-- begin Provided information --
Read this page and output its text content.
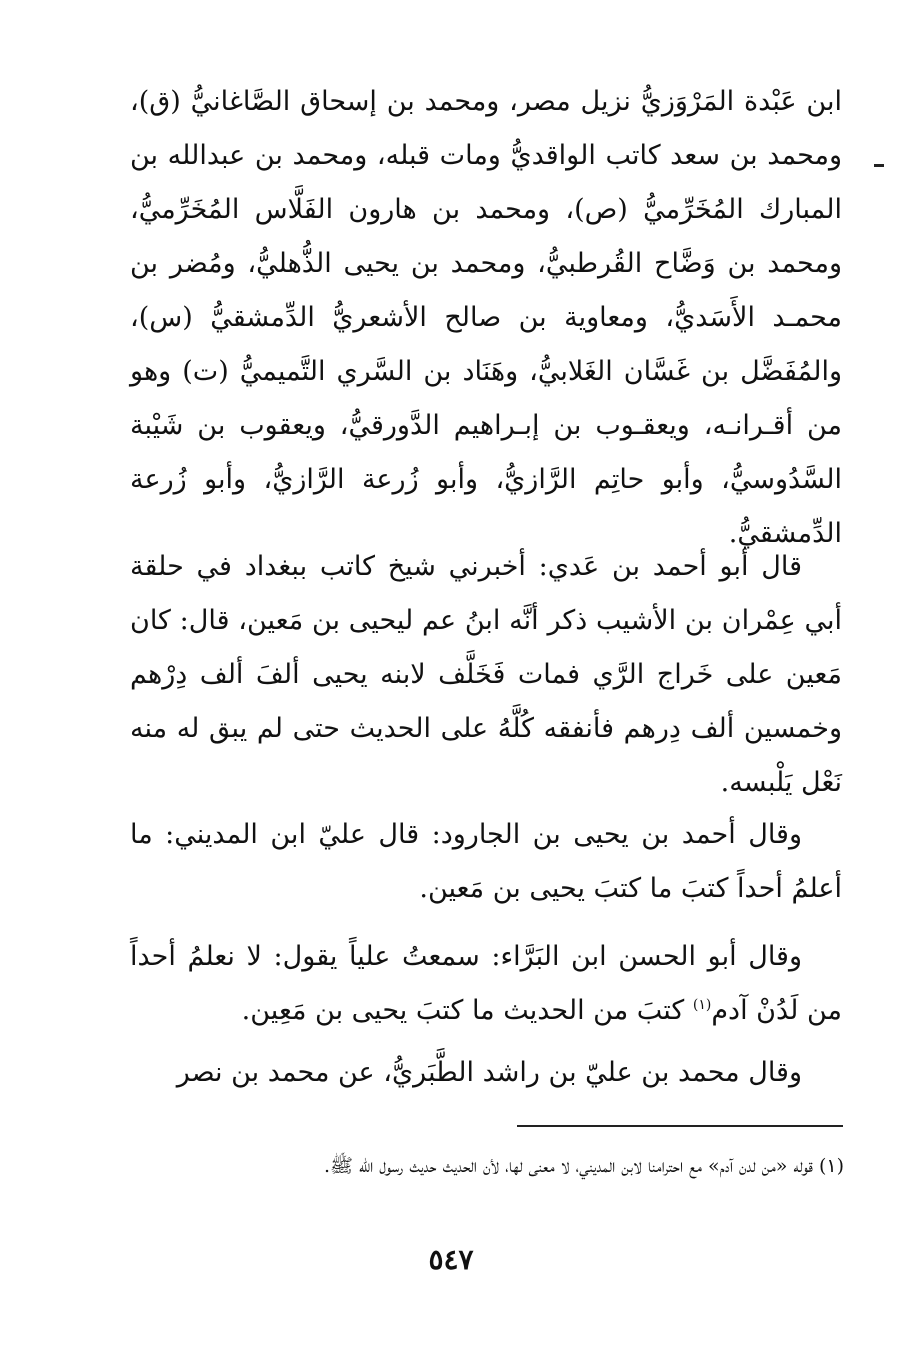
ابن عَبْدة المَرْوَزيُّ نزيل مصر، ومحمد بن إسحاق الصَّاغانيُّ (ق)، ومحمد بن سعد كاتب الواقديُّ ومات قبله، ومحمد بن عبدالله بن المبارك المُخَرِّميُّ (ص)، ومحمد بن هارون الفَلَّاس المُخَرِّميُّ، ومحمد بن وَضَّاح القُرطبيُّ، ومحمد بن يحيى الذُّهليُّ، ومُضر بن محمـد الأَسَديُّ، ومعاوية بن صالح الأشعريُّ الدِّمشقيُّ (س)، والمُفَضَّل بن غَسَّان الغَلابيُّ، وهَنَاد بن السَّري التَّميميُّ (ت) وهو من أقـرانـه، ويعقـوب بن إبـراهيم الدَّورقيُّ، ويعقوب بن شَيْبة السَّدُوسيُّ، وأبو حاتِم الرَّازيُّ، وأبو زُرعة الرَّازيُّ، وأبو زُرعة الدِّمشقيُّ.

قال أبو أحمد بن عَدي: أخبرني شيخ كاتب ببغداد في حلقة أبي عِمْران بن الأشيب ذكر أنَّه ابنُ عم ليحيى بن مَعين، قال: كان مَعين على خَراج الرَّي فمات فَخَلَّف لابنه يحيى ألفَ ألف دِرْهم وخمسين ألف دِرهم فأنفقه كُلَّهُ على الحديث حتى لم يبق له منه نَعْل يَلْبسه.

وقال أحمد بن يحيى بن الجارود: قال عليّ ابن المديني: ما أعلمُ أحداً كتبَ ما كتبَ يحيى بن مَعين.

وقال أبو الحسن ابن البَرَّاء: سمعتُ علياً يقول: لا نعلمُ أحداً من لَدُنْ آدم$^{(١)}$ كتبَ من الحديث ما كتبَ يحيى بن مَعِين.

وقال محمد بن عليّ بن راشد الطَّبَريُّ، عن محمد بن نصر

(١) قوله «من لدن آدم» مع احترامنا لابن المديني، لا معنى لها، لأن الحديث حديث رسول الله ﷺ.

٥٤٧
-- end Provided information --
Goal - Excluding the pictures, restate the records above word for word.

Answer to the problem -
Read this page and output its text content.
ابن عَبْدة المَرْوَزيُّ نزيل مصر، ومحمد بن إسحاق الصَّاغانيُّ (ق)، ومحمد بن سعد كاتب الواقديُّ ومات قبله، ومحمد بن عبدالله بن المبارك المُخَرِّميُّ (ص)، ومحمد بن هارون الفَلَّاس المُخَرِّميُّ، ومحمد بن وَضَّاح القُرطبيُّ، ومحمد بن يحيى الذُّهليُّ، ومُضر بن محمـد الأَسَديُّ، ومعاوية بن صالح الأشعريُّ الدِّمشقيُّ (س)، والمُفَضَّل بن غَسَّان الغَلابيُّ، وهَنَاد بن السَّري التَّميميُّ (ت) وهو من أقـرانـه، ويعقـوب بن إبـراهيم الدَّورقيُّ، ويعقوب بن شَيْبة السَّدُوسيُّ، وأبو حاتِم الرَّازيُّ، وأبو زُرعة الرَّازيُّ، وأبو زُرعة الدِّمشقيُّ.

قال أبو أحمد بن عَدي: أخبرني شيخ كاتب ببغداد في حلقة أبي عِمْران بن الأشيب ذكر أنَّه ابنُ عم ليحيى بن مَعين، قال: كان مَعين على خَراج الرَّي فمات فَخَلَّف لابنه يحيى ألفَ ألف دِرْهم وخمسين ألف دِرهم فأنفقه كُلَّهُ على الحديث حتى لم يبق له منه نَعْل يَلْبسه.

وقال أحمد بن يحيى بن الجارود: قال عليّ ابن المديني: ما أعلمُ أحداً كتبَ ما كتبَ يحيى بن مَعين.

وقال أبو الحسن ابن البَرَّاء: سمعتُ علياً يقول: لا نعلمُ أحداً من لَدُنْ آدم$^{(١)}$ كتبَ من الحديث ما كتبَ يحيى بن مَعِين.

وقال محمد بن عليّ بن راشد الطَّبَريُّ، عن محمد بن نصر

(١) قوله «من لدن آدم» مع احترامنا لابن المديني، لا معنى لها، لأن الحديث حديث رسول الله ﷺ.

٥٤٧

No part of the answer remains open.